#### BRIEF:
Take each line containing the word "Susan" and copy it.
____ DATA FOR PROCESSING
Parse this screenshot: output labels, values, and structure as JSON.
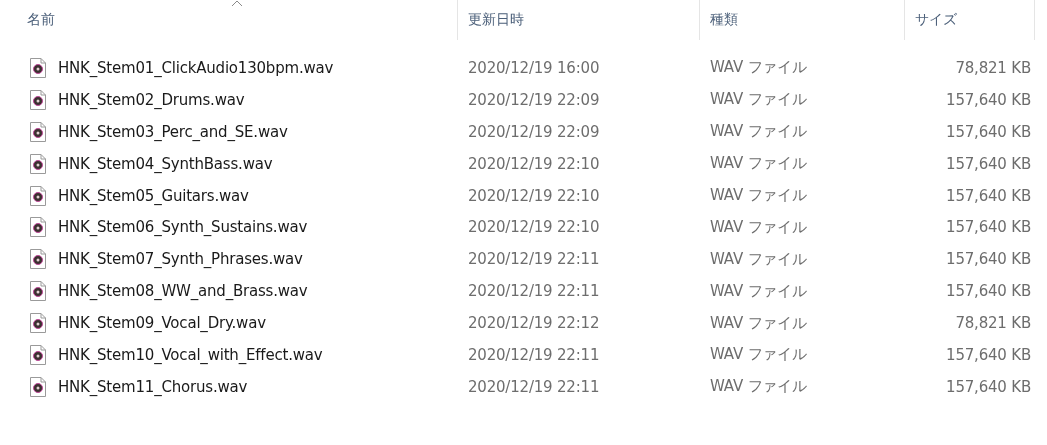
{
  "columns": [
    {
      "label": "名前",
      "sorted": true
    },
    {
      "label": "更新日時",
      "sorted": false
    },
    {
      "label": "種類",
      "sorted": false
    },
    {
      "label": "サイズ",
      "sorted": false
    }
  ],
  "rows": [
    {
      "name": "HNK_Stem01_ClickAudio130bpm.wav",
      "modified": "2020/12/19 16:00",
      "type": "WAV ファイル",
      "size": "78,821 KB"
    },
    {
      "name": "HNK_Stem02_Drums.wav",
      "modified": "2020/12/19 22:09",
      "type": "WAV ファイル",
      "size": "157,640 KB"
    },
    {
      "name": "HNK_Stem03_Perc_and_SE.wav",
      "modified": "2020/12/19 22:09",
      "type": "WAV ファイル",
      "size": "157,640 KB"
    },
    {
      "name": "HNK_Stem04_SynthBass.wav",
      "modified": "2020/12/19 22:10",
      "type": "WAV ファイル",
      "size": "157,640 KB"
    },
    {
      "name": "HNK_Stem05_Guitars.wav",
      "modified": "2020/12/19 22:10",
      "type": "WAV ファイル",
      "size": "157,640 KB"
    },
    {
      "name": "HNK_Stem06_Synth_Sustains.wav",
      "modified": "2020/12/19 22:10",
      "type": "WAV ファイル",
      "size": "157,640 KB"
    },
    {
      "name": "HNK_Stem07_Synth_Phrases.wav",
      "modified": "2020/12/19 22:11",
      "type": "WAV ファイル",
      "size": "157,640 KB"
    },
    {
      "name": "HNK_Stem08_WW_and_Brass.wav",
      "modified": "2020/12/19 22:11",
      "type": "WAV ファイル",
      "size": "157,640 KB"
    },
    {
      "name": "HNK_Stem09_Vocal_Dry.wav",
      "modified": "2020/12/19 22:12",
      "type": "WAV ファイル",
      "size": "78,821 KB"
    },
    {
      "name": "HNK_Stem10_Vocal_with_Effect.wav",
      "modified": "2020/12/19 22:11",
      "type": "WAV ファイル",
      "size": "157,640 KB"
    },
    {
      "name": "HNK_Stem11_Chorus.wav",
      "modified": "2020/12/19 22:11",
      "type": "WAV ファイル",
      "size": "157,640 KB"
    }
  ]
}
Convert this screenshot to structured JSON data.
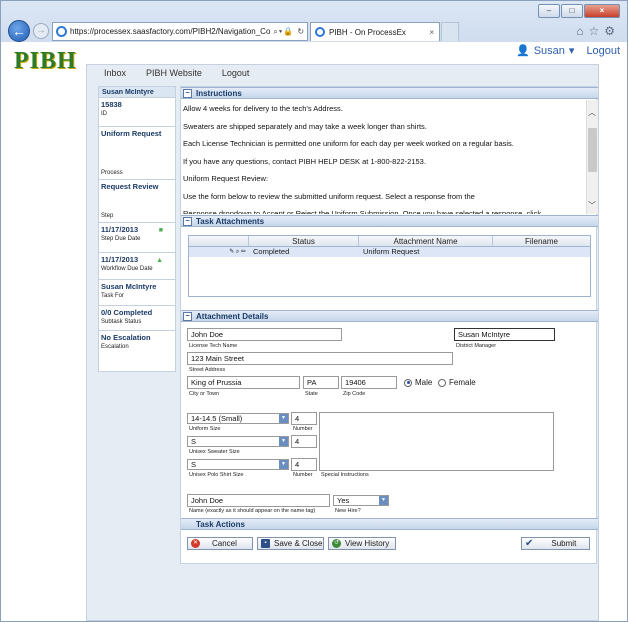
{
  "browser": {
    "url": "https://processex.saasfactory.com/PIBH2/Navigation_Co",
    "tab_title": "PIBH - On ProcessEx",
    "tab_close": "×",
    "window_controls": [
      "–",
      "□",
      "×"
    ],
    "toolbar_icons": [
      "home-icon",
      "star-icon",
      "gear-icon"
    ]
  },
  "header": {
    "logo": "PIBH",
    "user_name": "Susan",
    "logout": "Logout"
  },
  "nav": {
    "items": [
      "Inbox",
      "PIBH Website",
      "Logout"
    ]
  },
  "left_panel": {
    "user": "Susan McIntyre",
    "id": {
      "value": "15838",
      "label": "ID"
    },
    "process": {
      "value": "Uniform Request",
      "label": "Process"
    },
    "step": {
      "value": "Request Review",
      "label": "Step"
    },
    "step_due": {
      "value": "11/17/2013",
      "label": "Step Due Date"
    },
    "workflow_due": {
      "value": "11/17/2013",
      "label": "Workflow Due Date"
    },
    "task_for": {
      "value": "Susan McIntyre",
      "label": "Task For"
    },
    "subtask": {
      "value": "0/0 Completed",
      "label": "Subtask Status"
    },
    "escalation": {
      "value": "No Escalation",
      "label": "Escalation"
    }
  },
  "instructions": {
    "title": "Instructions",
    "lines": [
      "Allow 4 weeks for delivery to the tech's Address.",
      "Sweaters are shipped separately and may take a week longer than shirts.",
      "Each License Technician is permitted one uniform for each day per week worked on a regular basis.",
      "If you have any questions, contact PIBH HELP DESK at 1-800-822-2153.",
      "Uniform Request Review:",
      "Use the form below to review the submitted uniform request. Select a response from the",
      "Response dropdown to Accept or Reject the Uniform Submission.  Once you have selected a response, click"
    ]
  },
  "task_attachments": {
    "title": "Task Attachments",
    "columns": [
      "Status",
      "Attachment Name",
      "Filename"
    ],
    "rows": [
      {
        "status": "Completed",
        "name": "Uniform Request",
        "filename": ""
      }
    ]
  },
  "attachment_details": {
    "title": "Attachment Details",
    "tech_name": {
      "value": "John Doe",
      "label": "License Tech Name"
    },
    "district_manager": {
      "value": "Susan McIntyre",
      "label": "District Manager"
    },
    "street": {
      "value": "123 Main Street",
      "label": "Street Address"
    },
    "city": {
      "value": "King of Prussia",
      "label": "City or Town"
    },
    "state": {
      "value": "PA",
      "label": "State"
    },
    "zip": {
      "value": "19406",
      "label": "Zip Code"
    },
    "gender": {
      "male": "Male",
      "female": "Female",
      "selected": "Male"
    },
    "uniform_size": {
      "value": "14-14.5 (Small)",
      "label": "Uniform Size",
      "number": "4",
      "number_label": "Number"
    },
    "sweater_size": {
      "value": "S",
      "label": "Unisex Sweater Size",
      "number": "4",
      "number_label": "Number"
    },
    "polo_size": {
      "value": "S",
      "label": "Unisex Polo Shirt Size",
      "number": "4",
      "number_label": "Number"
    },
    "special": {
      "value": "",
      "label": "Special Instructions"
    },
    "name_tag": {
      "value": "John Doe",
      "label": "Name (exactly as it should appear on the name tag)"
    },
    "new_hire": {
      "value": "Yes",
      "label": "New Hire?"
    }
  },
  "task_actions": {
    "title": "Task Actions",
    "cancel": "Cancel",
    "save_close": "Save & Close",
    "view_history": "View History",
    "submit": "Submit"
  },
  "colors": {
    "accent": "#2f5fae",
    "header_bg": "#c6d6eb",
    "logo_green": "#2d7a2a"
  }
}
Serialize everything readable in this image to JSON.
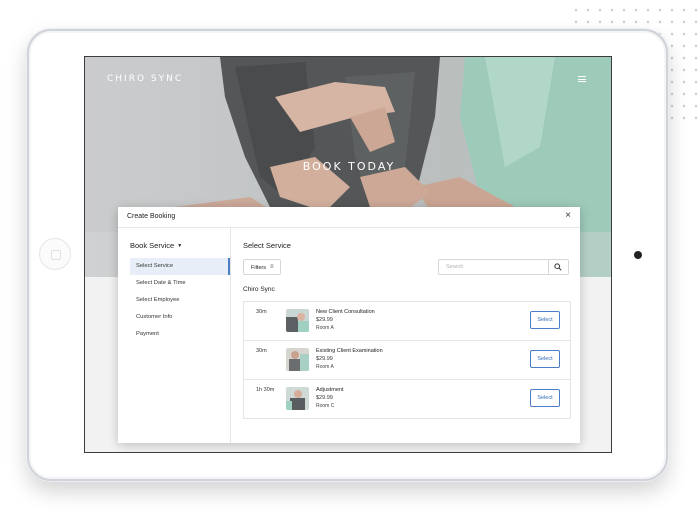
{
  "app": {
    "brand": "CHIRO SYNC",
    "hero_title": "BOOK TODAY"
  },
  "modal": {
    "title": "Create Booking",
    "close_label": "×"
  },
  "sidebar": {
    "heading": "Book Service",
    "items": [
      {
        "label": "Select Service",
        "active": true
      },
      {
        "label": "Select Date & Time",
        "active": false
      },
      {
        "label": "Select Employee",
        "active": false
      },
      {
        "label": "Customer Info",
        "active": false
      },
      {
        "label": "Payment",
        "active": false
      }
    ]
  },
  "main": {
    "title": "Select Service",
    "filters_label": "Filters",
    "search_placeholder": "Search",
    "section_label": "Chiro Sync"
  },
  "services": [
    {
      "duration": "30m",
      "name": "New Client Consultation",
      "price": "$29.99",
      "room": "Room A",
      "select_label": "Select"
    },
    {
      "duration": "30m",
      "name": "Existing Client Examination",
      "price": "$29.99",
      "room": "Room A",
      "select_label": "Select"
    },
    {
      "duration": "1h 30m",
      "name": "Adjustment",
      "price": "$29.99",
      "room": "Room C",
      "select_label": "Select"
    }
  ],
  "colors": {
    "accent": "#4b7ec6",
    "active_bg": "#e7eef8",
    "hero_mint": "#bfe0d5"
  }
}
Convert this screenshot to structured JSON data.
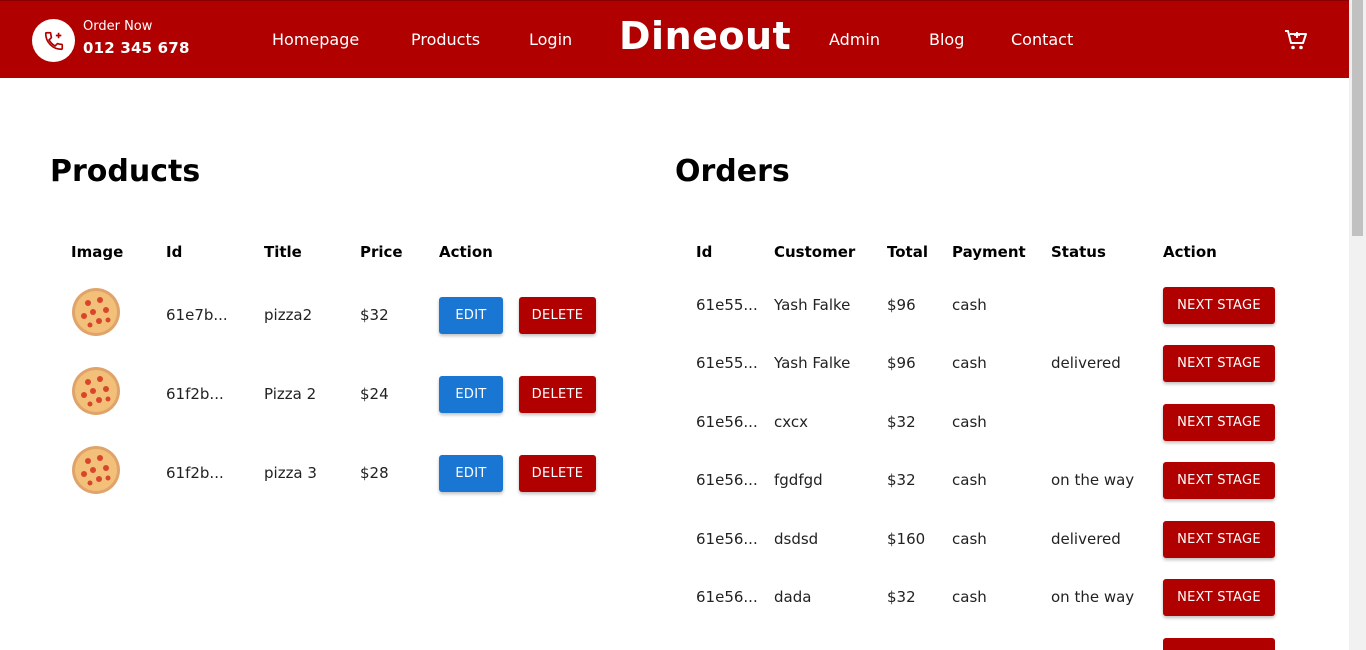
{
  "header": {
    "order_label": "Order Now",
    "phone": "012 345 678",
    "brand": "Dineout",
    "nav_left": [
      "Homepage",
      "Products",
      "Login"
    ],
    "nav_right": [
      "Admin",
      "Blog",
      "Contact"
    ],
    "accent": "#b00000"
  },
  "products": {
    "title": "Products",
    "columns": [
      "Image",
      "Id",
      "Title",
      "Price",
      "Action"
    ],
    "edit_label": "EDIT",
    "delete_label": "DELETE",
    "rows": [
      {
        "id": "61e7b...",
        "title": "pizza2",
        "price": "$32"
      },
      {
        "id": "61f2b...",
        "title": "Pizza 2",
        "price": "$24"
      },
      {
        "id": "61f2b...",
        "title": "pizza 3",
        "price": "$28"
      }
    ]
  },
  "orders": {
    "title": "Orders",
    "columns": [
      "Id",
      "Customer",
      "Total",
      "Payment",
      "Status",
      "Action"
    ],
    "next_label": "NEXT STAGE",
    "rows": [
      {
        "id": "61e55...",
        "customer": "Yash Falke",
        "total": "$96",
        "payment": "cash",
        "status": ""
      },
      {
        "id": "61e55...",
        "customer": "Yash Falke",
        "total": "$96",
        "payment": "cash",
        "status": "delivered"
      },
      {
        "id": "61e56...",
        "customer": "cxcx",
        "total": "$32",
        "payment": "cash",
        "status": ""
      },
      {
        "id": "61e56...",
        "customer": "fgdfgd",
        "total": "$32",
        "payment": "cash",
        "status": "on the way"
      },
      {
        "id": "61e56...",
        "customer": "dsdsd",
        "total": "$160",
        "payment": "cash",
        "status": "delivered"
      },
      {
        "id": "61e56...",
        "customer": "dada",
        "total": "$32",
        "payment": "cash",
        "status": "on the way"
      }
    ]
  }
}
________
#### ANSWER TO THIS TASK:
    "user_name": "Susan",
    "user": "Susan McIntyre",
      "value": "Susan McIntyre",
      "value": "Susan McIntyre",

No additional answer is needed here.